The request: Below is the data. Give it again, complete and exact.

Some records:
......
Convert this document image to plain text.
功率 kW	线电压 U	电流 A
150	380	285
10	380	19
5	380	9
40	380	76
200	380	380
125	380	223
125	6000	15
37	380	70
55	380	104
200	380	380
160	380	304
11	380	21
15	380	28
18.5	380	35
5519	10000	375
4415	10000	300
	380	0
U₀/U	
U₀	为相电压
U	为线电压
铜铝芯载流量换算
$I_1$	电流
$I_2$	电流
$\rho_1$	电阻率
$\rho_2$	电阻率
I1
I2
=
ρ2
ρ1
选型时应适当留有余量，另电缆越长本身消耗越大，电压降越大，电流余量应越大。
......
Reply:
Convert this document image to plain text.
功率 kW	线电压 U	电流 A
150	380	285
10	380	19
5	380	9
40	380	76
200	380	380
125	380	223
125	6000	15
37	380	70
55	380	104
200	380	380
160	380	304
11	380	21
15	380	28
18.5	380	35
5519	10000	375
4415	10000	300
	380	0
U₀/U	
U₀	为相电压
U	为线电压
铜铝芯载流量换算
$I_1$	电流
$I_2$	电流
$\rho_1$	电阻率
$\rho_2$	电阻率
I1
I2
=
ρ2
ρ1
选型时应适当留有余量，另电缆越长本身消耗越大，电压降越大，电流余量应越大。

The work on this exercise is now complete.